EXCERPT:
┏━━
Over the last several weeks, Rangers fans have sat by and watched while their favorite players or potential future favorites were either signed to lucrative contracts with other teams or traded. I’m not going to pretend to have any idea what it is that you and your front office team do behind the scenes on a daily basis to try and build a winning franchise. You’ve worked some incredible magic over the last couple of years, and I’m thankful for that.

I’ll be quick to admit that I fully understand that baseball, first and foremost, is a business. You, Mr. Ryan, and the rest of the organization are providing a service to those of us willing to pay for that service. It’s because of that knowledge and understanding that I’m able to separate the practical business side of baseball from my love of the game side. You see, as much as I might love the Texas Rangers, it pales in comparison to my love for the game itself. I’m hoping it’s your own love for the game that will force you to hear me out.

It’s not often that both a father and daughter’s hearts are broken by the same people, let alone broken twice in the same week, but it happened – first with Kacie (my 14-year-old daughter) losing her favorite player in Mike Napoli and then a few days later with me as Michael Young was traded to the Philadelphia Phillies. I can’t say the loss was more significant for one of us than the other; we each have our reasons for why we call someone our favorite, and because of that one loss doesn't sting less than the other.

I get that Mike Napoli, despite his post season heroics and being a name that sells a fair share of merchandise, isn’t somebody who’s statistical history proves worthy of his $13 million a year asking price. I also get that moving a career Ranger and $10 million of his $16 million salary clears a significant amount of cash to make a move on a free-agent like Zack Greinke, despite his opting to sign with the Los Angeles Dodgers. But now the Anaheim Angels, for the second year in a row, have swooped in and signed one of our players to a contract he may or may not be worth, which is beside the point.
┗━━
(Document understanding data)
┏━━
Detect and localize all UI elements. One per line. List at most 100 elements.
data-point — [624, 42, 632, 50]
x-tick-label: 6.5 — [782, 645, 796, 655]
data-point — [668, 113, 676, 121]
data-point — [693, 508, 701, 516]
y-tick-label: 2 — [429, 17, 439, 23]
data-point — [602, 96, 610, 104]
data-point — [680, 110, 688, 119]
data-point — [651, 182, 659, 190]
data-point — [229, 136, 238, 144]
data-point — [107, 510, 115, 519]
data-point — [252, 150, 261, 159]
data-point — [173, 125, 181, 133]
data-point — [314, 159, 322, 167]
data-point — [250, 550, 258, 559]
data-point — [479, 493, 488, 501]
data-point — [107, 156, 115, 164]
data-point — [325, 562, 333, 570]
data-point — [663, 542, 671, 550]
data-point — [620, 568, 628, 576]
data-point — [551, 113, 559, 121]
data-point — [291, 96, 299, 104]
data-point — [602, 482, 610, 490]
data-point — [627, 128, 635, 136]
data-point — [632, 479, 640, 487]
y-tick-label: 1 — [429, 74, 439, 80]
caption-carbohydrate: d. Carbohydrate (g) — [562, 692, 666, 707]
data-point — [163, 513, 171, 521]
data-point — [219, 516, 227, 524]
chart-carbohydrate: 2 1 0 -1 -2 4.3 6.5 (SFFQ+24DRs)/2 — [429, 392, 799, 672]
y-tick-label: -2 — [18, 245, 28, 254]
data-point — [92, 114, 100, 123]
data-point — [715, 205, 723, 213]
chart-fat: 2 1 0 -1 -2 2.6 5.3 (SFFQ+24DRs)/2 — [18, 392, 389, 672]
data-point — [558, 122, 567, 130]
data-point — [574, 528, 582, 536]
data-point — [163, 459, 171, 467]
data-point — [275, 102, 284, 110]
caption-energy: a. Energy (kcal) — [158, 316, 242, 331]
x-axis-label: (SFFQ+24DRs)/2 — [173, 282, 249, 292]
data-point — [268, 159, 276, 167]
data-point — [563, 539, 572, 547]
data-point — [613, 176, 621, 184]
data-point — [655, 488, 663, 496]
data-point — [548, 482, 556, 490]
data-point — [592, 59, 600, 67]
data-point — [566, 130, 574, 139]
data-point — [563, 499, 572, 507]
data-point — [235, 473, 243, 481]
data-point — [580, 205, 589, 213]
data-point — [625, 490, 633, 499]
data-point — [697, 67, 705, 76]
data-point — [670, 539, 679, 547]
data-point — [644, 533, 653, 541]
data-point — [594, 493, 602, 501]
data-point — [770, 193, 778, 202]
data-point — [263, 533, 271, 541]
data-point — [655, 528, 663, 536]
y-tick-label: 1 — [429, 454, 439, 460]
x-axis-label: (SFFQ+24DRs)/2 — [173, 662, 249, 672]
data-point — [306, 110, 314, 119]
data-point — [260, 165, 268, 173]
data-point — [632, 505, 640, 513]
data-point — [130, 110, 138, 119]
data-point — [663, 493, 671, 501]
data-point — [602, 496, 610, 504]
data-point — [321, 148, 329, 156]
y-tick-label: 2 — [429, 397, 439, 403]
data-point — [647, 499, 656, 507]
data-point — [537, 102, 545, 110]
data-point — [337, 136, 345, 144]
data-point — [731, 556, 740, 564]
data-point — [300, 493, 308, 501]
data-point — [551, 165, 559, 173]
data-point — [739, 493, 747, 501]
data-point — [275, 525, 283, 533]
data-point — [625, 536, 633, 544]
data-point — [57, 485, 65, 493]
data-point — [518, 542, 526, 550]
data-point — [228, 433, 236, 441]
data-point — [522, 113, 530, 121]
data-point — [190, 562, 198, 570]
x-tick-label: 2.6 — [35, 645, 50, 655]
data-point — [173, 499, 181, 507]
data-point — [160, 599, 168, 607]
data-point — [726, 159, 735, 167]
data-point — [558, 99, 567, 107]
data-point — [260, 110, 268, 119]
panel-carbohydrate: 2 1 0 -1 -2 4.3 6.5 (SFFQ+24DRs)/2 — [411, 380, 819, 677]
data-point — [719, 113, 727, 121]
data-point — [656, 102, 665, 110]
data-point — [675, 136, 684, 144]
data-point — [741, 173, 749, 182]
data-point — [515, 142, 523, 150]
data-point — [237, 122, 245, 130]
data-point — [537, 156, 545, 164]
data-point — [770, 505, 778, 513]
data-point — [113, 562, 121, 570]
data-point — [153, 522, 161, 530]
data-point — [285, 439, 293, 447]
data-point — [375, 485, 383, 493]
┗━━
EXERCISES TO COMPLETE:
**A.** Using the Rangers excerpt, rewrite the paragraph beginning "It's not often that both a father and daughter's hearts" as a short bulleted list of its main facts.
**B.** List every major league team named in the Rangers excerpt.
**C.** Answer from the Rangers excerpt:
(i) How old is Kacie?
(ii) What is Mike Napoli's yearly asking price?
(iii) Which team did Zack Greinke sign with?

RESPONSES PER TASK:
**A.**
- A father and his daughter were both heartbroken by the same people twice in one week.
- First, Kacie, his 14-year-old daughter, lost her favorite player, Mike Napoli.
- A few days later, his own favorite, Michael Young, was traded to the Philadelphia Phillies.
- Neither loss was more significant than the other, because each of them has their own reasons for choosing a favorite.

**B.**
- Texas Rangers
- Philadelphia Phillies
- Los Angeles Dodgers
- Anaheim Angels

**C.**
(i) 14 years old
(ii) $13 million a year
(iii) The Los Angeles Dodgers